▸ **TASK PROMPT**
Restate each of the lines given below, word for word.

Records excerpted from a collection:
---+---

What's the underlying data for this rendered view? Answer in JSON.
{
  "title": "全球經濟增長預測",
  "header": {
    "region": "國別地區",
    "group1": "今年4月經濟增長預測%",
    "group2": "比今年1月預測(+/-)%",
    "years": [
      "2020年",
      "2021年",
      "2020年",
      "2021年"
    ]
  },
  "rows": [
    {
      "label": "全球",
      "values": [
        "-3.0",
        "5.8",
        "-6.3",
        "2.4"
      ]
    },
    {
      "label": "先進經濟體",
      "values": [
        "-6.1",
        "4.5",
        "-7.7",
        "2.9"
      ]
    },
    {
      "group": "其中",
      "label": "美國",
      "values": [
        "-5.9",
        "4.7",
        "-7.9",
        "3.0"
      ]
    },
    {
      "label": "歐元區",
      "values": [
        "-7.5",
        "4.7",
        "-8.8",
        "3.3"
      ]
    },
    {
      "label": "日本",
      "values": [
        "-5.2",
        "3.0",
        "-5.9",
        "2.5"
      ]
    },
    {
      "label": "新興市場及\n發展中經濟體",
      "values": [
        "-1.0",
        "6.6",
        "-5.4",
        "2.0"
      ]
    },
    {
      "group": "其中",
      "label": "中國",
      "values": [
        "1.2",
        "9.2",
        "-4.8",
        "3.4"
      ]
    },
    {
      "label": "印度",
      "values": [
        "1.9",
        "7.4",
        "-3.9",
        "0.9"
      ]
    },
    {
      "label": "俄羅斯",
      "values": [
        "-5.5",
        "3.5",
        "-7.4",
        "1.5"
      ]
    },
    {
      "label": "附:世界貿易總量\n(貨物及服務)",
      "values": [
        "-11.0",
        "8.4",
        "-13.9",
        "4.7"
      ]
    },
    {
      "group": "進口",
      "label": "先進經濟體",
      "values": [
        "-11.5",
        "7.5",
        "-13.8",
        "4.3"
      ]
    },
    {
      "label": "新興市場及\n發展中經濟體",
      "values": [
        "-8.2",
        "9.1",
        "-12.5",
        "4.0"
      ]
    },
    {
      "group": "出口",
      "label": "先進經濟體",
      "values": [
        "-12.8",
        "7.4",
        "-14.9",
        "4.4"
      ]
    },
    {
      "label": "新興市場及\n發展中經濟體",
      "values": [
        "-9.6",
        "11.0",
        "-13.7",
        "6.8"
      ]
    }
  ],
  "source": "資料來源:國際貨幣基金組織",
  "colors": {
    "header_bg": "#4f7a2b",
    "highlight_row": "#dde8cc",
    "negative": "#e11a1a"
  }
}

---+---

▸ **EXERCISE ANSWER**
What's the underlying data for this rendered view? Answer in JSON.
{
  "title": "全球經濟增長預測",
  "header": {
    "region": "國別地區",
    "group1": "今年4月經濟增長預測%",
    "group2": "比今年1月預測(+/-)%",
    "years": [
      "2020年",
      "2021年",
      "2020年",
      "2021年"
    ]
  },
  "rows": [
    {
      "label": "全球",
      "values": [
        "-3.0",
        "5.8",
        "-6.3",
        "2.4"
      ]
    },
    {
      "label": "先進經濟體",
      "values": [
        "-6.1",
        "4.5",
        "-7.7",
        "2.9"
      ]
    },
    {
      "group": "其中",
      "label": "美國",
      "values": [
        "-5.9",
        "4.7",
        "-7.9",
        "3.0"
      ]
    },
    {
      "label": "歐元區",
      "values": [
        "-7.5",
        "4.7",
        "-8.8",
        "3.3"
      ]
    },
    {
      "label": "日本",
      "values": [
        "-5.2",
        "3.0",
        "-5.9",
        "2.5"
      ]
    },
    {
      "label": "新興市場及\n發展中經濟體",
      "values": [
        "-1.0",
        "6.6",
        "-5.4",
        "2.0"
      ]
    },
    {
      "group": "其中",
      "label": "中國",
      "values": [
        "1.2",
        "9.2",
        "-4.8",
        "3.4"
      ]
    },
    {
      "label": "印度",
      "values": [
        "1.9",
        "7.4",
        "-3.9",
        "0.9"
      ]
    },
    {
      "label": "俄羅斯",
      "values": [
        "-5.5",
        "3.5",
        "-7.4",
        "1.5"
      ]
    },
    {
      "label": "附:世界貿易總量\n(貨物及服務)",
      "values": [
        "-11.0",
        "8.4",
        "-13.9",
        "4.7"
      ]
    },
    {
      "group": "進口",
      "label": "先進經濟體",
      "values": [
        "-11.5",
        "7.5",
        "-13.8",
        "4.3"
      ]
    },
    {
      "label": "新興市場及\n發展中經濟體",
      "values": [
        "-8.2",
        "9.1",
        "-12.5",
        "4.0"
      ]
    },
    {
      "group": "出口",
      "label": "先進經濟體",
      "values": [
        "-12.8",
        "7.4",
        "-14.9",
        "4.4"
      ]
    },
    {
      "label": "新興市場及\n發展中經濟體",
      "values": [
        "-9.6",
        "11.0",
        "-13.7",
        "6.8"
      ]
    }
  ],
  "source": "資料來源:國際貨幣基金組織",
  "colors": {
    "header_bg": "#4f7a2b",
    "highlight_row": "#dde8cc",
    "negative": "#e11a1a"
  }
}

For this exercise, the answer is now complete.